(Request): How many lines in the records below hold the string "High"? Please answer with the number and nothing more.

(Record excerpts):
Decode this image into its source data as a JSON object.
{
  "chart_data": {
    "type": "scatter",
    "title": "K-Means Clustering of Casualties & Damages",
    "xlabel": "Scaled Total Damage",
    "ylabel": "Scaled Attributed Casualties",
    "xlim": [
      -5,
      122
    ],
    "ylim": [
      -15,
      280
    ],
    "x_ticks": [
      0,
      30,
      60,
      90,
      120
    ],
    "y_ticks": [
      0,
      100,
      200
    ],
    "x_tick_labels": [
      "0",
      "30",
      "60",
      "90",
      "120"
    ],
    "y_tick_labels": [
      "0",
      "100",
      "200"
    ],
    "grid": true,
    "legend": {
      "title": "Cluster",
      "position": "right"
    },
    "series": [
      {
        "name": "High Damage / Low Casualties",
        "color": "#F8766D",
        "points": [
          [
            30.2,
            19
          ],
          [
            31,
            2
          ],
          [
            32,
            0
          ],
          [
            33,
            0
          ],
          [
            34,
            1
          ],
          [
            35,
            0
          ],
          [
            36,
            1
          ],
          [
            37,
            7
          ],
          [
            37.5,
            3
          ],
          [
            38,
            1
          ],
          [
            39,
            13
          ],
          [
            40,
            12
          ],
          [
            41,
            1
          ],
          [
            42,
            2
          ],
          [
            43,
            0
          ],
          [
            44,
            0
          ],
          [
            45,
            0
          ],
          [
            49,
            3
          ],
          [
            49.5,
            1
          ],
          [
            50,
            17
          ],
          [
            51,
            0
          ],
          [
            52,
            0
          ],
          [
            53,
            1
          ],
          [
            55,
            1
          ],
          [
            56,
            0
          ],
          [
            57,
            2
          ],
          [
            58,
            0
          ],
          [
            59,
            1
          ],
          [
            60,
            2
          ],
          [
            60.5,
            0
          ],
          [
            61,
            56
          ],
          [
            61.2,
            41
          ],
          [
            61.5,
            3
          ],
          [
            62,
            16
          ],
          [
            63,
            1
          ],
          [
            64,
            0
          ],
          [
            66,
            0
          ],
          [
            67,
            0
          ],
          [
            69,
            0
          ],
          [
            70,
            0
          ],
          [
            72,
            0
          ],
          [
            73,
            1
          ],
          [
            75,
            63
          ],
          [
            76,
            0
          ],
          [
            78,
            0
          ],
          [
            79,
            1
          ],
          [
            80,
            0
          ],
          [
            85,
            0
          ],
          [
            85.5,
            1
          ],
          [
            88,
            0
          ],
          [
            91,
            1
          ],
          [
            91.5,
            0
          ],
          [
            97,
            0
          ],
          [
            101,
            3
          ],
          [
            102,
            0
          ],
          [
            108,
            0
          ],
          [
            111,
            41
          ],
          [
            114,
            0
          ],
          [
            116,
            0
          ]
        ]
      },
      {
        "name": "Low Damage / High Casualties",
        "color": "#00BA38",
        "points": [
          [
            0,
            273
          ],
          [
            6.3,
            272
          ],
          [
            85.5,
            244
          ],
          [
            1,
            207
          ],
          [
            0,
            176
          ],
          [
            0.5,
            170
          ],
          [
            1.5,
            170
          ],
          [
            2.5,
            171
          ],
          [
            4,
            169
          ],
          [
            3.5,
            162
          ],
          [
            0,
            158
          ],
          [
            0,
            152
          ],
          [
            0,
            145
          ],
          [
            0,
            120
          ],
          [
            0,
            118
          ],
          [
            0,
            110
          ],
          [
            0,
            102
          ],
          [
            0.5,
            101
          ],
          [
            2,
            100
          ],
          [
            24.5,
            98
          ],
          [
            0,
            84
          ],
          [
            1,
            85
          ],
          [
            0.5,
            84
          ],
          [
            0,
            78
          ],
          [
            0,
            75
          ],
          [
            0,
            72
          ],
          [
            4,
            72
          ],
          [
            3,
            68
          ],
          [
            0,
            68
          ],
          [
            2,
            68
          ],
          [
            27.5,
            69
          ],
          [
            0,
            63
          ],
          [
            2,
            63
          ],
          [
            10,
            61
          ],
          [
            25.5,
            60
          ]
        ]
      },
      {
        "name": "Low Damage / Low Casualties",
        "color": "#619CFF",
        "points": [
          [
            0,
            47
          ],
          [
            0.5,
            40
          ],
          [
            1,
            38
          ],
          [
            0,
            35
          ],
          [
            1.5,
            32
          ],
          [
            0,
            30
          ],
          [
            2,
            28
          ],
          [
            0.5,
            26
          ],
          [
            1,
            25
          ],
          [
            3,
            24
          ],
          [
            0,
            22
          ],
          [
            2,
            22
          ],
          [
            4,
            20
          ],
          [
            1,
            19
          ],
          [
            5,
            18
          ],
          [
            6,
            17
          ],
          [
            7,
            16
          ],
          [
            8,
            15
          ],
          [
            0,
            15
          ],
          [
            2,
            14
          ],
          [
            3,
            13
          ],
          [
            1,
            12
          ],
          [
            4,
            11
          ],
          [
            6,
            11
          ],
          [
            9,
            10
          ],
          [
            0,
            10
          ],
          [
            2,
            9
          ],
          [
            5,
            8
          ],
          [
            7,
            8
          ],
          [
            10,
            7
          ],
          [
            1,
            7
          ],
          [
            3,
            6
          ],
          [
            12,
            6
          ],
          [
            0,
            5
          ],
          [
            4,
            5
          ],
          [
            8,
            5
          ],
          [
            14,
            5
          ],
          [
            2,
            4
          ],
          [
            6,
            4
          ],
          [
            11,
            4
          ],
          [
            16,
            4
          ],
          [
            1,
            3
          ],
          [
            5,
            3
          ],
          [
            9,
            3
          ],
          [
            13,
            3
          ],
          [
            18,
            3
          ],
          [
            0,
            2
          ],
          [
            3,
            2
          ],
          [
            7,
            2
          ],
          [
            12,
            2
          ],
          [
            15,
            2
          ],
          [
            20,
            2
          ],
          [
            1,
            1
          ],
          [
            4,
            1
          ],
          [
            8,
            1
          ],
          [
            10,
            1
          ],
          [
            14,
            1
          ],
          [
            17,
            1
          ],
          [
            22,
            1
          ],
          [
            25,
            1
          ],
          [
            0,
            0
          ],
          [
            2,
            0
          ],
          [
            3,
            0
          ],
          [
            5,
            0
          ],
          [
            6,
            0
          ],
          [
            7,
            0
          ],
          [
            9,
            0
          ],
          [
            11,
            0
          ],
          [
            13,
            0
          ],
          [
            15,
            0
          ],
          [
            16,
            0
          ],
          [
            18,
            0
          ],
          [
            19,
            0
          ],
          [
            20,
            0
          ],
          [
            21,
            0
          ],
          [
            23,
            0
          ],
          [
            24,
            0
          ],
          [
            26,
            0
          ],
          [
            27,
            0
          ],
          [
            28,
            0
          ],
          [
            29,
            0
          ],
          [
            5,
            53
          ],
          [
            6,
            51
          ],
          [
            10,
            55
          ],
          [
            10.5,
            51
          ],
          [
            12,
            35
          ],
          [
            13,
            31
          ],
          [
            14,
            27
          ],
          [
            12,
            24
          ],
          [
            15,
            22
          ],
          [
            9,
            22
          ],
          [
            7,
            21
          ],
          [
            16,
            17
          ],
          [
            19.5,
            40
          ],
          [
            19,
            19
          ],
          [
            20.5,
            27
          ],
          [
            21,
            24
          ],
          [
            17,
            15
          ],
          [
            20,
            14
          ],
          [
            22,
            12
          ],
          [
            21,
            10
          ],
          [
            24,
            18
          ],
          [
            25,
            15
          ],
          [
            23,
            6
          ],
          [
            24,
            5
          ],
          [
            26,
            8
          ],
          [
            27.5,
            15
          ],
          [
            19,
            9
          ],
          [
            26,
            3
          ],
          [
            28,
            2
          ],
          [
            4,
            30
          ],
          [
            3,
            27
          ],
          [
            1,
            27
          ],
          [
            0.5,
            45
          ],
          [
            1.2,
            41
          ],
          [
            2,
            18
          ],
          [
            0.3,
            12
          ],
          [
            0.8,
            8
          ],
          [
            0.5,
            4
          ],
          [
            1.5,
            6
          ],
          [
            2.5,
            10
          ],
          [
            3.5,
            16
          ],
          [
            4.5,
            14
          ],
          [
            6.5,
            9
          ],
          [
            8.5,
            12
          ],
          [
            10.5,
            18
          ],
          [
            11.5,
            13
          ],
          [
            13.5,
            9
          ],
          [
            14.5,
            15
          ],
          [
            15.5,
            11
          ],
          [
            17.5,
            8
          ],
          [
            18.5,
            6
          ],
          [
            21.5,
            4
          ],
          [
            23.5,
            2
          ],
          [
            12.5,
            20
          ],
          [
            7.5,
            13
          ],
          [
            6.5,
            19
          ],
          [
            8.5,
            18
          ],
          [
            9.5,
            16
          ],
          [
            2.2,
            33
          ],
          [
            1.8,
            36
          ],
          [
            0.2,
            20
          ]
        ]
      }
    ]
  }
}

(Task result): 2